Repeat the material exactly, leaving nothing out.

## START Entries

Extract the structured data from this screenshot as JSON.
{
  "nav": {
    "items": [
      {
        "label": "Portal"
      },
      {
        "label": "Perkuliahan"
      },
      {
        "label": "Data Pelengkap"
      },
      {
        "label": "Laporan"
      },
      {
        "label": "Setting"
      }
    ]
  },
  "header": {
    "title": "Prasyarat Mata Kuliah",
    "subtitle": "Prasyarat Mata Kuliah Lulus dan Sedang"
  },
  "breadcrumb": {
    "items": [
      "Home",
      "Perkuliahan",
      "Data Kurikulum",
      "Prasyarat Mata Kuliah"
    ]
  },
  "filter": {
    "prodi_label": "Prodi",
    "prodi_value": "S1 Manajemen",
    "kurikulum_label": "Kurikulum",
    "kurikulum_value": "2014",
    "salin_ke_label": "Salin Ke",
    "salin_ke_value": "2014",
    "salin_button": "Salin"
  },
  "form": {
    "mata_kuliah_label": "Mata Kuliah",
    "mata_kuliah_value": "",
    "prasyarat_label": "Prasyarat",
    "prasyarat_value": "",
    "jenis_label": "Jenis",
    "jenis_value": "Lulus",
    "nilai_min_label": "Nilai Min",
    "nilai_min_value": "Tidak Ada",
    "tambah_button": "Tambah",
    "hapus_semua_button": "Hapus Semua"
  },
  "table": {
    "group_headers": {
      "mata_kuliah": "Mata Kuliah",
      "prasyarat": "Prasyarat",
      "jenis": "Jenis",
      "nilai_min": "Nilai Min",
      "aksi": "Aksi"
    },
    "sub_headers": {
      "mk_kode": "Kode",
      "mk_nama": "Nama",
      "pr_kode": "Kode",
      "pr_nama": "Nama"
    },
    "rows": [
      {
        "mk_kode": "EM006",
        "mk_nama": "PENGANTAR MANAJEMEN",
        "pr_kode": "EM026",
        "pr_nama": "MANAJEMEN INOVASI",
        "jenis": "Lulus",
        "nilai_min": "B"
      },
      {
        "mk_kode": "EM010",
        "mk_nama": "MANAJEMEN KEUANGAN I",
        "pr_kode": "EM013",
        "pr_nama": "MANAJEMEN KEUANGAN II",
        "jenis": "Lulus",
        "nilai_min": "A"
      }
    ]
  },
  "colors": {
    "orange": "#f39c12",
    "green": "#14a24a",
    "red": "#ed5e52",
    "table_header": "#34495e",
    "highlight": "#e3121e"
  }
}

## END Entries

▶ **Answer to the problem**
Extract the structured data from this screenshot as JSON.
{
  "nav": {
    "items": [
      {
        "label": "Portal"
      },
      {
        "label": "Perkuliahan"
      },
      {
        "label": "Data Pelengkap"
      },
      {
        "label": "Laporan"
      },
      {
        "label": "Setting"
      }
    ]
  },
  "header": {
    "title": "Prasyarat Mata Kuliah",
    "subtitle": "Prasyarat Mata Kuliah Lulus dan Sedang"
  },
  "breadcrumb": {
    "items": [
      "Home",
      "Perkuliahan",
      "Data Kurikulum",
      "Prasyarat Mata Kuliah"
    ]
  },
  "filter": {
    "prodi_label": "Prodi",
    "prodi_value": "S1 Manajemen",
    "kurikulum_label": "Kurikulum",
    "kurikulum_value": "2014",
    "salin_ke_label": "Salin Ke",
    "salin_ke_value": "2014",
    "salin_button": "Salin"
  },
  "form": {
    "mata_kuliah_label": "Mata Kuliah",
    "mata_kuliah_value": "",
    "prasyarat_label": "Prasyarat",
    "prasyarat_value": "",
    "jenis_label": "Jenis",
    "jenis_value": "Lulus",
    "nilai_min_label": "Nilai Min",
    "nilai_min_value": "Tidak Ada",
    "tambah_button": "Tambah",
    "hapus_semua_button": "Hapus Semua"
  },
  "table": {
    "group_headers": {
      "mata_kuliah": "Mata Kuliah",
      "prasyarat": "Prasyarat",
      "jenis": "Jenis",
      "nilai_min": "Nilai Min",
      "aksi": "Aksi"
    },
    "sub_headers": {
      "mk_kode": "Kode",
      "mk_nama": "Nama",
      "pr_kode": "Kode",
      "pr_nama": "Nama"
    },
    "rows": [
      {
        "mk_kode": "EM006",
        "mk_nama": "PENGANTAR MANAJEMEN",
        "pr_kode": "EM026",
        "pr_nama": "MANAJEMEN INOVASI",
        "jenis": "Lulus",
        "nilai_min": "B"
      },
      {
        "mk_kode": "EM010",
        "mk_nama": "MANAJEMEN KEUANGAN I",
        "pr_kode": "EM013",
        "pr_nama": "MANAJEMEN KEUANGAN II",
        "jenis": "Lulus",
        "nilai_min": "A"
      }
    ]
  },
  "colors": {
    "orange": "#f39c12",
    "green": "#14a24a",
    "red": "#ed5e52",
    "table_header": "#34495e",
    "highlight": "#e3121e"
  }
}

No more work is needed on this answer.